- _Brano estratto_:
==============================

Il fantasma che domina Massa Marittima

Castiglion Bernardi

Nei dintorni di Massa Marittima, domina la Val di Cornia  il Castello di Bernardo, detto anche Castiglion Bernardi


Il castello era abitato dalla  giovane Gigliola, una fanciulla davvero molto bella, lineamenti delicati, sensuale e attraente,  portamento regale.

 Gigliola non era solo bella, ma anche saggia e dotata di un animo buono, dolce e sensibile. 
Giovane che si era perdutamente innamorata di Valfredo, un baldo cavaliere nobile e valoroso, nonché suo promesso sposo. 
Finalmente Gigliola poteva coronare il suo sogno di avere una famiglia: lei che era orfana di madre e che aveva un padre sempre assente. 
 L'unico grande riferimento era  la buona e vecchia Nencia, la  nutrice, la confidente, la donna che l’amava teneramente come una figlia. 
Nonostante Gigliola fosse promessa sposa,  su di lei aveva messo gli occhi il crudele e malvagio Conte Pannocchieschi la cui famiglia, per volere di Arrigo IV, si trovava a dividere Castiglion Bernardi con i nobili Belforti di Siena cui Gigliola apparteneva.

Un giorno il conte costrinse la ragazza ad un appuntamento  minacciando di morte tutti i suoi cari e soprattutto Valfredo.
 Disperata, Gigliola corse a raccontare tutto alla cara nutrice.

==============================

- _Voci del dataset_:
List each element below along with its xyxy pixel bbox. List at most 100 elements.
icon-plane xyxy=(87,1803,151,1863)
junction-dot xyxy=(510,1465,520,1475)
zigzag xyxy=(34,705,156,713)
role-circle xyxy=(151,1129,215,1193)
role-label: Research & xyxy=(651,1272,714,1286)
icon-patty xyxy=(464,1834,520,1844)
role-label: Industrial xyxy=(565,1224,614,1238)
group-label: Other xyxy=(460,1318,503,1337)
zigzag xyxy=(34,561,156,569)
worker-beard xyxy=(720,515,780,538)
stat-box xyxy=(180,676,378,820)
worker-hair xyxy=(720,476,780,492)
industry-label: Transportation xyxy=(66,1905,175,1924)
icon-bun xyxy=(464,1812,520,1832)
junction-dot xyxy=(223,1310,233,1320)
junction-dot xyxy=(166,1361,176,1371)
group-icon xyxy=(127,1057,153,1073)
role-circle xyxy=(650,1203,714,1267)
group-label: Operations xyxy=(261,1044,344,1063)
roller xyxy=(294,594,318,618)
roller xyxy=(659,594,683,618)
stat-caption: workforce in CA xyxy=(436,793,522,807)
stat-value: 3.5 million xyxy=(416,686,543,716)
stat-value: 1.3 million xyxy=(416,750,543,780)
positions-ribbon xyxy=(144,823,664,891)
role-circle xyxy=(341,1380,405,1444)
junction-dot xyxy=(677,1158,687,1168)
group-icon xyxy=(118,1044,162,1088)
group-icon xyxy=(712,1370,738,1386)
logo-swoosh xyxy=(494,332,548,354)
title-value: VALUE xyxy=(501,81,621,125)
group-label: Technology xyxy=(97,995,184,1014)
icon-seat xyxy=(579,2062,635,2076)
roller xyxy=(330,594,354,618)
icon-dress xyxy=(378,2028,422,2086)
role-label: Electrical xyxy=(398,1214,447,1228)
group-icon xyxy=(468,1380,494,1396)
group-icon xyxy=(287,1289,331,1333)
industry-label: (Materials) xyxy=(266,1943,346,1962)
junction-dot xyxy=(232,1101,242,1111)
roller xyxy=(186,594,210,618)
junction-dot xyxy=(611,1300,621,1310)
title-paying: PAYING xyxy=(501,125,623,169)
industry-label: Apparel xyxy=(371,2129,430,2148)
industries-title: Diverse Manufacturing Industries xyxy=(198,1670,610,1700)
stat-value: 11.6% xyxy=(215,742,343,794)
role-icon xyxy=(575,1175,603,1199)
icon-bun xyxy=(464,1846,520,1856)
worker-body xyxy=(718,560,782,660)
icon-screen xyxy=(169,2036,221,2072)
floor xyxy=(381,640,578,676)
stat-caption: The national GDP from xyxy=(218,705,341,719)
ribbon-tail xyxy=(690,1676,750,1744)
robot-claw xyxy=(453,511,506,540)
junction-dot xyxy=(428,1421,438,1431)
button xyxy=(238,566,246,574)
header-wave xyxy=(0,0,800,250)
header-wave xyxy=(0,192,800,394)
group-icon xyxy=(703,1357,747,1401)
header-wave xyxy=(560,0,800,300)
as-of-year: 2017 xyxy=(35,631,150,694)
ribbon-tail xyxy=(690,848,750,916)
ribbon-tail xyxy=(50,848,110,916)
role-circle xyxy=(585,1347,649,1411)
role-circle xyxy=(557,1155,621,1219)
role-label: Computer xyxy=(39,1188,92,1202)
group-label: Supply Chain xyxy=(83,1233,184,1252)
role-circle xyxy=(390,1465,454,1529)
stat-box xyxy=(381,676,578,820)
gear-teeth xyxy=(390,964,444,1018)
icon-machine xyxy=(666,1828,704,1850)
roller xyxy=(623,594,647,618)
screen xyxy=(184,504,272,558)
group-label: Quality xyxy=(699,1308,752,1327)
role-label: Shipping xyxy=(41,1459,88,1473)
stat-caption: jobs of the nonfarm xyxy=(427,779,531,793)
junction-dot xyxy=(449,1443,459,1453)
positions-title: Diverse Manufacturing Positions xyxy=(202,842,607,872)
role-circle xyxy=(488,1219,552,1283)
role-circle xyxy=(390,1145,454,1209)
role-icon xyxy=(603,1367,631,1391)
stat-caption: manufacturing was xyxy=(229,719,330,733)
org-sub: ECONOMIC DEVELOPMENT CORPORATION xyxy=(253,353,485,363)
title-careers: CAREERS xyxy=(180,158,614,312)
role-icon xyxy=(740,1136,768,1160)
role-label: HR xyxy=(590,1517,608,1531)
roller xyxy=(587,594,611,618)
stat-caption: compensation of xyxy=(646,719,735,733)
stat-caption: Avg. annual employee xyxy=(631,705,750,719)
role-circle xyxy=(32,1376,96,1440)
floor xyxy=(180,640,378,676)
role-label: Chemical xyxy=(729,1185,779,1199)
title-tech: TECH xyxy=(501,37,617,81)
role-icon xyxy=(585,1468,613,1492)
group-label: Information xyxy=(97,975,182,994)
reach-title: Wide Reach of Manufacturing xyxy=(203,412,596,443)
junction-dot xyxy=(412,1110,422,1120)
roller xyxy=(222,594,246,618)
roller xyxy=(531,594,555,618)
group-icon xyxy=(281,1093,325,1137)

==============================

- _Consegna A_:
Nella leggenda di Castiglion Bernardi, a quale famiglia nobile apparteneva Gigliola?
- _Consegna B_:
Prosegui la leggenda di Gigliola a Castiglion Bernardi a partire dall'ultima frase riportata.

- _Risposta scritta A_:
Ai nobili Belforti di Siena.

- _Risposta scritta B_:
 Nencia decise infine di sacrificarsi per la sua figlioccia tanto amata e stabilì che si sarebbe recata lei stessa all'appuntamento.........: tanto tra l’oscurità e i veli di cui si sarebbe ammantata sarebbe riuscita a trarre  in inganno il terribile Pannocchieschi. Nel frattempo Gigliola e Valfredo sarebbero fuggiti lontano. 

 Nonostante il buio e tutti quei veli addosso, Nencia non riuscì a trarre in inganno il Conte. 

Morì cadendo a terra pugnalata senza alcuna pietà. 

Il suo sacrificio, però, non era stato vano. 

I due giovani erano in salvo e Massa Marittima, accorsa in aiuto dei Belforti, in breve tempo sottomise i Pannocchieschi della zona e il 10 agosto 1332 occupò anche Castel Bernardi.

In Maremma da allora si tramanda una leggenda: tra i ruderi dell’antico castello si aggiri una figura misteriosa, tutta avvolta in impalpabili veli, figura che oramai convive con Massa Marittima e i suoi dintorni.

 È il fantasma di Nencia, la vecchia nutrice di Gigliola, colei che si sacrificò in nome dell'amore.